PROBLEM REQUIREMENTS:
Find the line containing "Decode this image" in the material below; copy that line and all following lines exactly.

** Begin PROVIDED RECORDS **

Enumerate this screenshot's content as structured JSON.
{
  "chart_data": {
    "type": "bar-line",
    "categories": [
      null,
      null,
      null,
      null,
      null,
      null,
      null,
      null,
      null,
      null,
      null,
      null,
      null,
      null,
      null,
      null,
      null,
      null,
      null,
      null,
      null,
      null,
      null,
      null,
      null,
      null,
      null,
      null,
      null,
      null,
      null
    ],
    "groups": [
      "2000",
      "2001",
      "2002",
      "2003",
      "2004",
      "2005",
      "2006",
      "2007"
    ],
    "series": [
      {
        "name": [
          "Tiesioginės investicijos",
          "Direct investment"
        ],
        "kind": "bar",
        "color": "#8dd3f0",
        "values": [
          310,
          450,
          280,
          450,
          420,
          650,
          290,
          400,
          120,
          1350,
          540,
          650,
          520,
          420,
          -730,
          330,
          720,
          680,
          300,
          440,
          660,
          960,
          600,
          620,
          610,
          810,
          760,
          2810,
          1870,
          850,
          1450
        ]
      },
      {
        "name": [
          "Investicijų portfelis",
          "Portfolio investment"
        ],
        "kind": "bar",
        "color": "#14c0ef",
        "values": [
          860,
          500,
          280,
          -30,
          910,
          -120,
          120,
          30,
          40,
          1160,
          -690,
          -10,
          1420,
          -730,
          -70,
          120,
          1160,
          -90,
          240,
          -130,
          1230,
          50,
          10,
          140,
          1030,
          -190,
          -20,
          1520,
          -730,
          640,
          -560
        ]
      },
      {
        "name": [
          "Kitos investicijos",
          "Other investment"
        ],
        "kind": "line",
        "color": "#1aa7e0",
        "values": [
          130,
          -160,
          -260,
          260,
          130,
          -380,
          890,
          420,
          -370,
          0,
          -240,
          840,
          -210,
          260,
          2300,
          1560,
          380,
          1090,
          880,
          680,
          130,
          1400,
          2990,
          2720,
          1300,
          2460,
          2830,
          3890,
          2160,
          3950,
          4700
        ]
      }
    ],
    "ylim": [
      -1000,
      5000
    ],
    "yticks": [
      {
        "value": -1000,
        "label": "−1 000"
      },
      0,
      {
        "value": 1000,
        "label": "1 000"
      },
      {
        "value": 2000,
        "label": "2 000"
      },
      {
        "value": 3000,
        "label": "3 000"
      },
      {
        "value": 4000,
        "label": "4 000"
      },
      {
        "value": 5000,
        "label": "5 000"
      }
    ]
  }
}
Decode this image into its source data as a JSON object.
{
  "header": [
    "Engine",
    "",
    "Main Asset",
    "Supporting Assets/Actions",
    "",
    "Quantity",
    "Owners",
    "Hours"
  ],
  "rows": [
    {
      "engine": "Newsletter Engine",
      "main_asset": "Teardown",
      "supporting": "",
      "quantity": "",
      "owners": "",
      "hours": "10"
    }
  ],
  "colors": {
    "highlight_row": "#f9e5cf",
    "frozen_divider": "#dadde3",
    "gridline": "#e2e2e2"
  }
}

** End PROVIDED RECORDS **

REPLY:
Decode this image into its source data as a JSON object.
{
  "header": [
    "Engine",
    "",
    "Main Asset",
    "Supporting Assets/Actions",
    "",
    "Quantity",
    "Owners",
    "Hours"
  ],
  "rows": [
    {
      "engine": "Newsletter Engine",
      "main_asset": "Teardown",
      "supporting": "",
      "quantity": "",
      "owners": "",
      "hours": "10"
    }
  ],
  "colors": {
    "highlight_row": "#f9e5cf",
    "frozen_divider": "#dadde3",
    "gridline": "#e2e2e2"
  }
}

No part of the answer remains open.